* Collection entries *
==========

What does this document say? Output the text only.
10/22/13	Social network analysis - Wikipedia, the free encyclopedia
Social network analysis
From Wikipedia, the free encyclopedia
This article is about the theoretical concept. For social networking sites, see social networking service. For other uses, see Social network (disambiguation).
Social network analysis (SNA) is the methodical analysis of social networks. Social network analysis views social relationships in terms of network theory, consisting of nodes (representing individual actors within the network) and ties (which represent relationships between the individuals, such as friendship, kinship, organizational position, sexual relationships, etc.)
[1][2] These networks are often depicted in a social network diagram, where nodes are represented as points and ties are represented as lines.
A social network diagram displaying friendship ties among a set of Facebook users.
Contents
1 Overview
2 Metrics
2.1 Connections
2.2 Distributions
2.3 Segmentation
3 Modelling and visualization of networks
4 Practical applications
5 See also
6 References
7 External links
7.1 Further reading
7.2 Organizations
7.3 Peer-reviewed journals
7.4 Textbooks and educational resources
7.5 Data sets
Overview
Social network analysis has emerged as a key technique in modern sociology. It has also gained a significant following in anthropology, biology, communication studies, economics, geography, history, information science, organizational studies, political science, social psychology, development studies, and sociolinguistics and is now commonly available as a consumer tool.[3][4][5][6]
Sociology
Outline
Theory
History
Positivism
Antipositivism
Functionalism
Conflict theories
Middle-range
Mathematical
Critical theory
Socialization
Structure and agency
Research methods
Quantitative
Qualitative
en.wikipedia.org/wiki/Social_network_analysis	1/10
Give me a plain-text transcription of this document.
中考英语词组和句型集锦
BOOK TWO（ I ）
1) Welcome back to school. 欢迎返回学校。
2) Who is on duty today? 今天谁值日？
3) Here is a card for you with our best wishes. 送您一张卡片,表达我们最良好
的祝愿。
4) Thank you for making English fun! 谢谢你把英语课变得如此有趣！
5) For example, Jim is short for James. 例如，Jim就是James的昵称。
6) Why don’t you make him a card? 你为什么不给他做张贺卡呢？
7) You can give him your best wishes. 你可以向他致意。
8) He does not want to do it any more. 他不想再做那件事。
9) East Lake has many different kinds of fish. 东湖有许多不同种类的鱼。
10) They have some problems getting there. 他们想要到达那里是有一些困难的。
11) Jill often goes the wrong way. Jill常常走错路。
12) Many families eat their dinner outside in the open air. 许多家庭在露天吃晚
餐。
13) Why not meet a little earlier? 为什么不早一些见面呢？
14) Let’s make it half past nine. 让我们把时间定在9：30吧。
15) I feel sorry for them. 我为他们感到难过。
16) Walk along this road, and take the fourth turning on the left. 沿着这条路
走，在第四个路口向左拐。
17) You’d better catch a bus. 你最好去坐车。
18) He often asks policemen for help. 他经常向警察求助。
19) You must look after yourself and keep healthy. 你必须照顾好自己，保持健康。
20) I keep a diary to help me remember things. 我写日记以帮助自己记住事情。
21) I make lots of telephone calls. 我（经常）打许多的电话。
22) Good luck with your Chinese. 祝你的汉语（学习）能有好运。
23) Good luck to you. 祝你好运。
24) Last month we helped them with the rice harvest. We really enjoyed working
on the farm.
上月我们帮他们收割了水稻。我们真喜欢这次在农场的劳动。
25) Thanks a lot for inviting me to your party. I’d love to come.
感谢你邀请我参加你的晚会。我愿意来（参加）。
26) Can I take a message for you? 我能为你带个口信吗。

==========

* YOUR INSTRUCTIONS *
Select every line in the records above that contains the word "encyclopedia".

* SOLUTION FOR THIS TASK *
10/22/13	Social network analysis - Wikipedia, the free encyclopedia
From Wikipedia, the free encyclopedia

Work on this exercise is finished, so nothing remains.